== EXTRACT TO READ ==
10.17.2011

The Quiet Image.

Many years ago I got a call from a magazine in Harrisburg, PA., called Early American Life.  They needed a photography who could travel to Louisiana with an editor in tow and photograph on beautiful, older plantations.  These were the early days of Kirk Tuck Photography and when I think back now about my packing up to go I smile at how rudimentary my gear was.  I was shooting with a Calumet 4x5 view camera and a Rollei twin lens camera.  For the 4x5 I had a 90mm f8 Super Angulon, a 135 Symmar and a 250mm Zeiss Planar.  Ten double-sided film holders, a Polaroid back and a changing bag.  (We'll do a whole column about changing bags sometime.  The young amongst us will gasp in disbelief...).

In those mythic days of yesteryear I owned two 2,000 watt second Norman Strobe boxes and four flash heads. All of this stuff, a ton of light stands, a giant tripod,  and enough film to last for a week and a half got stuffed into the bed of my Chevrolet three quarter ton pick-up truck.  This was a truck with at least 150,000 miles on it's 350 cubic inch engine.  It had a three speed transmission with a shifter on the steering column.  No air conditioning.  I had a "cap", not a camper, on the back.  The truck got something like negative nine miles to the gallon but what did we care back then?  It was Texas and they gave away gasoline instead of Green stamps at the time.  The truck was oxidized baby blue with white trim.

When I picked up my art director at the Austin airport she was "enchanted" with my "rustic" truck and always excited when I backed out of parking places.  In Texas people stop and wave you out if your vehicle has limited visibility.  Apparently, if you are from Philadelphia, backing out without looking is considered heinous enough to start gun battles.

We made it through torrential rains and flooded highways (thank you, Truck) and we visited many interesting people who, having made fortunes in one industry or another, felt compelled to flee to rural Louisiana and throw their life savings into crumbling monuments to a dark time in our country's past.

I took a lot of photographs but the one that stays with me from the trip is one I took outside with my old, twin lens Rolleiflex.  It's a clump of flowers.  I found them and liked them so I shot them. In my memory my trip through the backroads of Louisiana will always be marked by this image.

It's quiet, serene and captured just before the last light rinsed out in a muggy sky and the darkness crept in.

Loved that truck.  We used to sleep in the back when I travelled through west Texas.  It was always more fun than the hotels....

We're back. Both of us. All of us.

This is a small slice of time in the story of Belinda.  A snapshot view into an arc of stories.


It rained in Austin a week ago and we were all happy that nature nudged some benevolent clouds in our direction.  My trees and flower beds seemed happier than I've seen them in months and the two inches of moisture, wicked into the ground, moderated temperatures for the rest of the week.  We finally have a bit of Autumn.
===
== WHAT YOU WILL DO ==
Can you copy the photography blog post word for word, from "It's quiet, serene" up to and including "bit of Autumn."?
== SOURCE MATERIAL ==
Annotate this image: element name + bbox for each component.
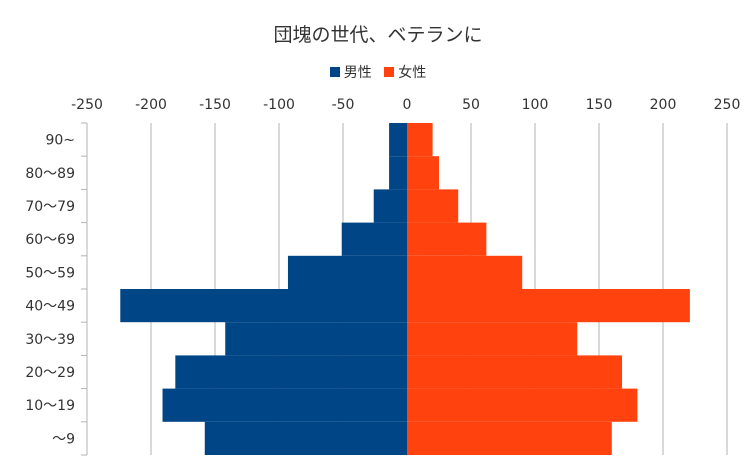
===
== CORRECT ANSWER ==
It's quiet, serene and captured just before the last light rinsed out in a muggy sky and the darkness crept in.

Loved that truck.  We used to sleep in the back when I travelled through west Texas.  It was always more fun than the hotels....

We're back. Both of us. All of us.

This is a small slice of time in the story of Belinda.  A snapshot view into an arc of stories.


It rained in Austin a week ago and we were all happy that nature nudged some benevolent clouds in our direction.  My trees and flower beds seemed happier than I've seen them in months and the two inches of moisture, wicked into the ground, moderated temperatures for the rest of the week.  We finally have a bit of Autumn.